What is required: Each line that holds the word "oder" counts once; give the total for the records below and nothing else.

Supplied data:
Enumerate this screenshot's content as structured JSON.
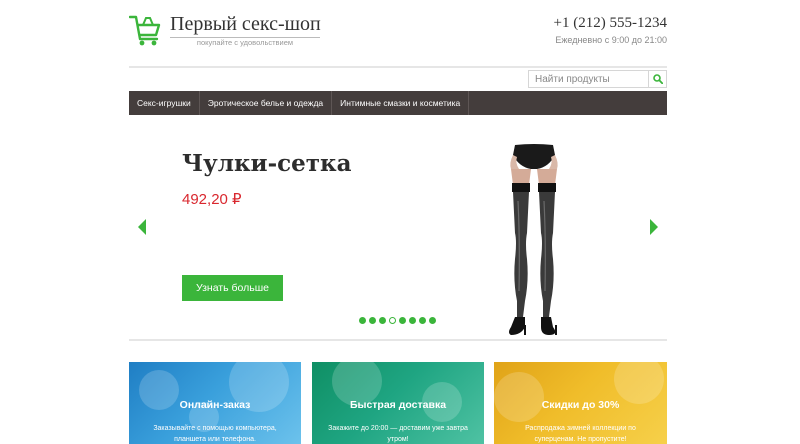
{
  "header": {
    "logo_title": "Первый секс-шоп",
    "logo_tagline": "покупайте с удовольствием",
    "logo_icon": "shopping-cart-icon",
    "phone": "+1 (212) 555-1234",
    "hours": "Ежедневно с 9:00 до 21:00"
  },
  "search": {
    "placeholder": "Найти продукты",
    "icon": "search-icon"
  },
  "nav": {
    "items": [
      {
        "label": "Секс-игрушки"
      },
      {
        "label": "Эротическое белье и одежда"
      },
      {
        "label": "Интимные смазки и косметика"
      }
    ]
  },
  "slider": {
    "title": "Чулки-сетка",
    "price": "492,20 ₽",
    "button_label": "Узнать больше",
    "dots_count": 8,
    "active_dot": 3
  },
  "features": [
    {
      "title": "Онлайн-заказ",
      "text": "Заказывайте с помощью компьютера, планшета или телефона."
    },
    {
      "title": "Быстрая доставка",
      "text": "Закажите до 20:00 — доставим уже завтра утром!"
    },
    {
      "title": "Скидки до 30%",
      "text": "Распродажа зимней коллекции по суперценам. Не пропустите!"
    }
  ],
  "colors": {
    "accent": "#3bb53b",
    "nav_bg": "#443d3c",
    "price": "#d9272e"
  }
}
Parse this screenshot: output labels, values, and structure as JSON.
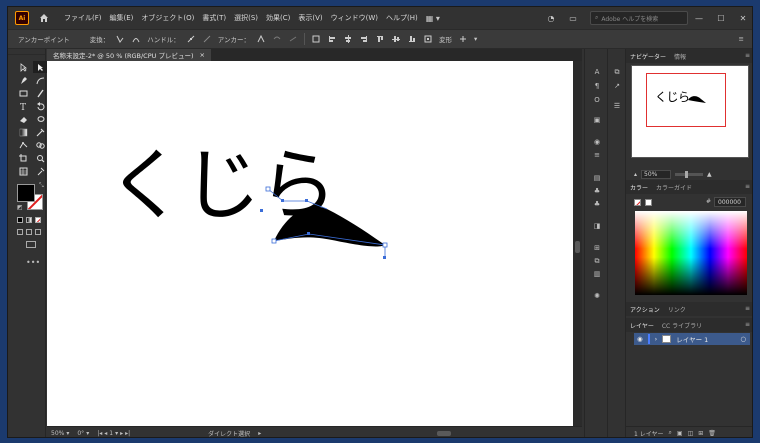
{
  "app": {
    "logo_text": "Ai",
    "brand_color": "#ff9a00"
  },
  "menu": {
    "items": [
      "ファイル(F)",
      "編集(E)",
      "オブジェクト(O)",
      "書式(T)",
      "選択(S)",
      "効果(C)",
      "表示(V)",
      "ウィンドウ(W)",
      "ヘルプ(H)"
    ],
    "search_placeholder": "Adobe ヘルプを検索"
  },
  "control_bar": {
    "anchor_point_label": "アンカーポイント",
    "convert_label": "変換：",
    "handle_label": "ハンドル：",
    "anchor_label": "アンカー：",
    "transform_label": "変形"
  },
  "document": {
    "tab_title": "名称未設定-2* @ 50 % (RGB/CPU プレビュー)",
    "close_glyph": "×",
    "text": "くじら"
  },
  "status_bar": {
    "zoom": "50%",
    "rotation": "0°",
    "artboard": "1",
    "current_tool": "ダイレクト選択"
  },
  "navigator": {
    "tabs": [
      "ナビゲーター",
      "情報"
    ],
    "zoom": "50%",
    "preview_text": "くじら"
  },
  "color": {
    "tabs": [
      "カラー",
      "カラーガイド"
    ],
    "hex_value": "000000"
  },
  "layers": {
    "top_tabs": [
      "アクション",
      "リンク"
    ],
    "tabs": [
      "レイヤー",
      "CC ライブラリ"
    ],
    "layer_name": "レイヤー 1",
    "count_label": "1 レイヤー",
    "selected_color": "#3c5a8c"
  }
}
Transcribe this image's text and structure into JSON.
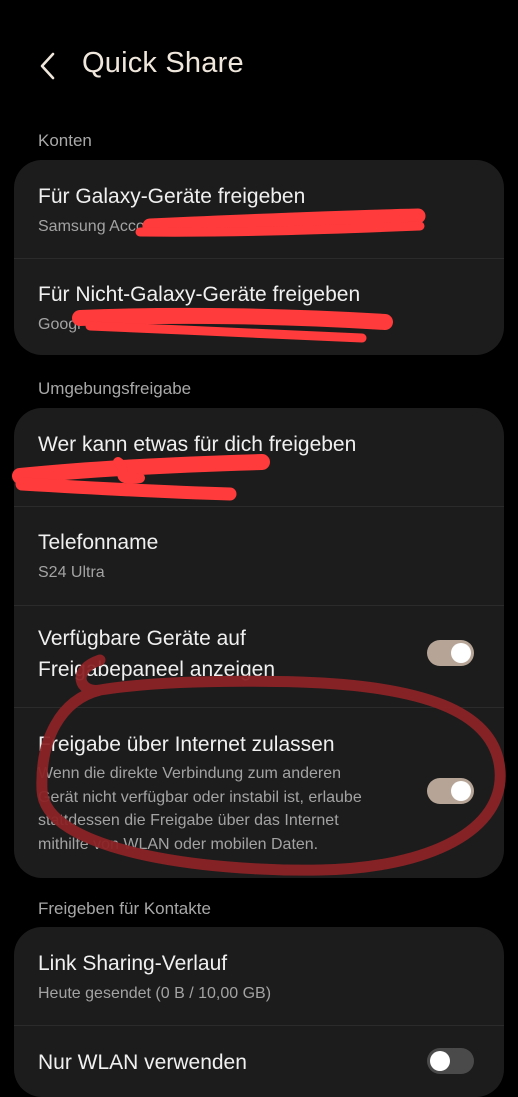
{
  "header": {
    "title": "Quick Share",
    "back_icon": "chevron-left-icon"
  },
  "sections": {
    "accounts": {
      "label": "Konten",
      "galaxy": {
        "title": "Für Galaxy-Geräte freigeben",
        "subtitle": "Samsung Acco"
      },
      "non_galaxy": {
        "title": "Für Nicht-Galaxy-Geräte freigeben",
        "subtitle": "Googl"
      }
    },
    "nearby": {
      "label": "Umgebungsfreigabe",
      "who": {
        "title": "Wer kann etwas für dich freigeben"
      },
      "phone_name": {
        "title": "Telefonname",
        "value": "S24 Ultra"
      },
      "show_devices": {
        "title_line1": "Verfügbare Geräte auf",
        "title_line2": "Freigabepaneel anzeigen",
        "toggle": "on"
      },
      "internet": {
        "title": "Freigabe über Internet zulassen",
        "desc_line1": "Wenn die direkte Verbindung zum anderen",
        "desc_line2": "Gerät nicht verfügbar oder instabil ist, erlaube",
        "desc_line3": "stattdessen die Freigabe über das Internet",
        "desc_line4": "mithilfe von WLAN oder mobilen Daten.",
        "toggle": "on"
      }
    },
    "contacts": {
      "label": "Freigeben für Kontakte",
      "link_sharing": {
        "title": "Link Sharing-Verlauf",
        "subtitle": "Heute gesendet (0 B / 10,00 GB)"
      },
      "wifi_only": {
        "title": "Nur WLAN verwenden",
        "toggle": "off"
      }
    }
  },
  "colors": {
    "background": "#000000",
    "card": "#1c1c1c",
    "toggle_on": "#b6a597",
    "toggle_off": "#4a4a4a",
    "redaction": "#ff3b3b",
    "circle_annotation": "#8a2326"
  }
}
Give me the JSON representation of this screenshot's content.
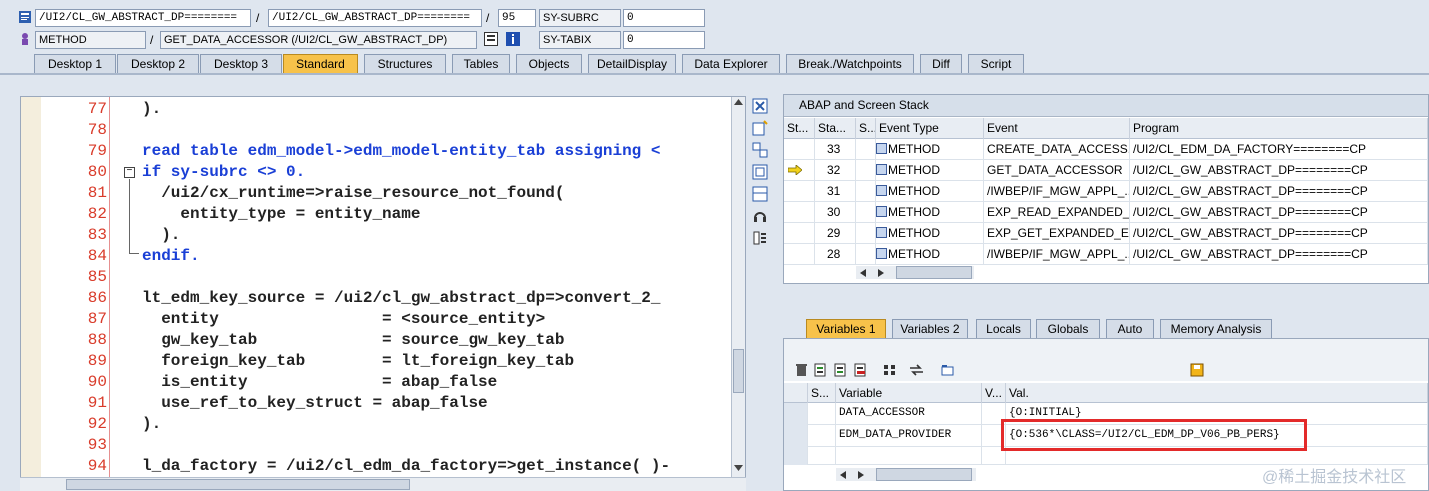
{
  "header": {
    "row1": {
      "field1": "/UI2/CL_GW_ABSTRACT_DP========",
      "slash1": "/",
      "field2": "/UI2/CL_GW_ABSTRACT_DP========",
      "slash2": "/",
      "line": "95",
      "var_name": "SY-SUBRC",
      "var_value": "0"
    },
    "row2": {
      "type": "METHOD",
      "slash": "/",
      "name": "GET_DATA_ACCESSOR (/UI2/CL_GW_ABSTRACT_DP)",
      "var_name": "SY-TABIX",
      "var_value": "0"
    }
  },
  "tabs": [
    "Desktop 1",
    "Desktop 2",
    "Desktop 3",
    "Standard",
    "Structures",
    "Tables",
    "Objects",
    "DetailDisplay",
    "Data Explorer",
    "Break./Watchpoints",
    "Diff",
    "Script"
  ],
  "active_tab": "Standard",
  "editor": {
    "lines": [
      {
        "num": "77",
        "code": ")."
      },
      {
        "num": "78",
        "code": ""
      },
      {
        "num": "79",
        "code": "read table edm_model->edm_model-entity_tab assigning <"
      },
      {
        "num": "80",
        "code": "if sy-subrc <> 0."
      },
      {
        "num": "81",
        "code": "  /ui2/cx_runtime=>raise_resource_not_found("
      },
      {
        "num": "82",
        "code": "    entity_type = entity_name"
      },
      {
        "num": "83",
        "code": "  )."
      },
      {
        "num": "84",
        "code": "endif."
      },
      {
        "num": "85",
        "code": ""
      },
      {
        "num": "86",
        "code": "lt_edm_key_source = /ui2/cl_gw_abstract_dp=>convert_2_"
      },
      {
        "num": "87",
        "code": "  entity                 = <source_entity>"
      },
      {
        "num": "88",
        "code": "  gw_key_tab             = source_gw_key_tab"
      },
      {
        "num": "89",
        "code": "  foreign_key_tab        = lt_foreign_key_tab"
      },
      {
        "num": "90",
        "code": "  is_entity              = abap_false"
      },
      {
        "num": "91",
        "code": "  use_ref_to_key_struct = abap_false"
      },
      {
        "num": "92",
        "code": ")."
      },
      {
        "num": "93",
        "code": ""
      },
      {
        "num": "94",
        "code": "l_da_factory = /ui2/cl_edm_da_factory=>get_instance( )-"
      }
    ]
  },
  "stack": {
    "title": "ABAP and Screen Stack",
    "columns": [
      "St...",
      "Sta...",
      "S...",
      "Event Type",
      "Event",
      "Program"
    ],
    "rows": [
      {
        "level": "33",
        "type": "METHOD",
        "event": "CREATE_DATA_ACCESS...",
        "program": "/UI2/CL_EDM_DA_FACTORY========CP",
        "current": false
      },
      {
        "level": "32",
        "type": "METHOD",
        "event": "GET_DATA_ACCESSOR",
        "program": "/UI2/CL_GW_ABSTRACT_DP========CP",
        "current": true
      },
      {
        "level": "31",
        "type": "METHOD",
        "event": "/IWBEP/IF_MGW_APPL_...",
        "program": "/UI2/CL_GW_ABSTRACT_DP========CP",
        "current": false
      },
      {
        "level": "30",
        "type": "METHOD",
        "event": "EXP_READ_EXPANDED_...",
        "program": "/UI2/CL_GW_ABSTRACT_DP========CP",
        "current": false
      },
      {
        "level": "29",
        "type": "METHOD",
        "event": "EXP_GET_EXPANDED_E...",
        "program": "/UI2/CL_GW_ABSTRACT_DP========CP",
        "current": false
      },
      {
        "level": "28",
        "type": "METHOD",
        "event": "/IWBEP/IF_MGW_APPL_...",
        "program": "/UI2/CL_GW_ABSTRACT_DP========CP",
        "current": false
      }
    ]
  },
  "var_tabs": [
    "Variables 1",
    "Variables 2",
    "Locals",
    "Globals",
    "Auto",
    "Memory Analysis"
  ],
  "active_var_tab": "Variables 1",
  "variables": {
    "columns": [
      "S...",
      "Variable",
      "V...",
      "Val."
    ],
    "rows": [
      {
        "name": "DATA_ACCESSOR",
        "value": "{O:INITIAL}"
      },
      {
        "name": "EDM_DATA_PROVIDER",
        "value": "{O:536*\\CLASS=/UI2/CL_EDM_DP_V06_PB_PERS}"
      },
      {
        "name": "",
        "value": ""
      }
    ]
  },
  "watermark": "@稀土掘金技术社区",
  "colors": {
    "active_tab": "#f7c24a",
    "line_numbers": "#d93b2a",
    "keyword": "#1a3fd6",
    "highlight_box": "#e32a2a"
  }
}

Output below: 2